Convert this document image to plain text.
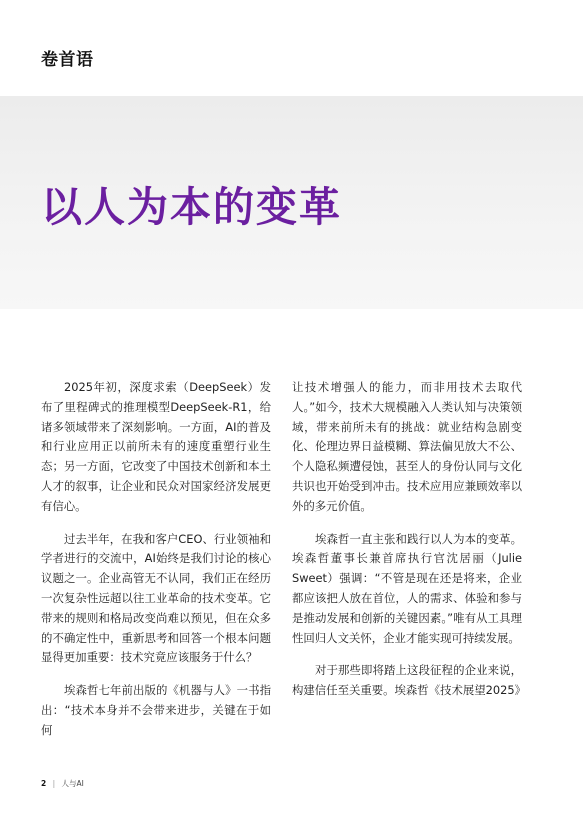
卷首语
以人为本的变革

2025年初，深度求索（DeepSeek）发布了里程碑式的推理模型DeepSeek-R1，给诸多领域带来了深刻影响。一方面，AI的普及和行业应用正以前所未有的速度重塑行业生态；另一方面，它改变了中国技术创新和本土人才的叙事，让企业和民众对国家经济发展更有信心。

过去半年，在我和客户CEO、行业领袖和学者进行的交流中，AI始终是我们讨论的核心议题之一。企业高管无不认同，我们正在经历一次复杂性远超以往工业革命的技术变革。它带来的规则和格局改变尚难以预见，但在众多的不确定性中，重新思考和回答一个根本问题显得更加重要：技术究竟应该服务于什么？

埃森哲七年前出版的《机器与人》一书指出：“技术本身并不会带来进步，关键在于如何

让技术增强人的能力，而非用技术去取代人。”如今，技术大规模融入人类认知与决策领域，带来前所未有的挑战：就业结构急剧变化、伦理边界日益模糊、算法偏见放大不公、个人隐私频遭侵蚀，甚至人的身份认同与文化共识也开始受到冲击。技术应用应兼顾效率以外的多元价值。

埃森哲一直主张和践行以人为本的变革。埃森哲董事长兼首席执行官沈居丽（Julie Sweet）强调：“不管是现在还是将来，企业都应该把人放在首位，人的需求、体验和参与是推动发展和创新的关键因素。”唯有从工具理性回归人文关怀，企业才能实现可持续发展。

对于那些即将踏上这段征程的企业来说，构建信任至关重要。埃森哲《技术展望2025》

2 | 人与AI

:::

> _WHAT YOU HAVE TO DO_
Leaving all pictures aside, quote each record exactly.

> _RESULT OF THIS TASK_
Convert this document image to plain text.
卷首语
以人为本的变革

2025年初，深度求索（DeepSeek）发布了里程碑式的推理模型DeepSeek-R1，给诸多领域带来了深刻影响。一方面，AI的普及和行业应用正以前所未有的速度重塑行业生态；另一方面，它改变了中国技术创新和本土人才的叙事，让企业和民众对国家经济发展更有信心。

过去半年，在我和客户CEO、行业领袖和学者进行的交流中，AI始终是我们讨论的核心议题之一。企业高管无不认同，我们正在经历一次复杂性远超以往工业革命的技术变革。它带来的规则和格局改变尚难以预见，但在众多的不确定性中，重新思考和回答一个根本问题显得更加重要：技术究竟应该服务于什么？

埃森哲七年前出版的《机器与人》一书指出：“技术本身并不会带来进步，关键在于如何

让技术增强人的能力，而非用技术去取代人。”如今，技术大规模融入人类认知与决策领域，带来前所未有的挑战：就业结构急剧变化、伦理边界日益模糊、算法偏见放大不公、个人隐私频遭侵蚀，甚至人的身份认同与文化共识也开始受到冲击。技术应用应兼顾效率以外的多元价值。

埃森哲一直主张和践行以人为本的变革。埃森哲董事长兼首席执行官沈居丽（Julie Sweet）强调：“不管是现在还是将来，企业都应该把人放在首位，人的需求、体验和参与是推动发展和创新的关键因素。”唯有从工具理性回归人文关怀，企业才能实现可持续发展。

对于那些即将踏上这段征程的企业来说，构建信任至关重要。埃森哲《技术展望2025》

2 | 人与AI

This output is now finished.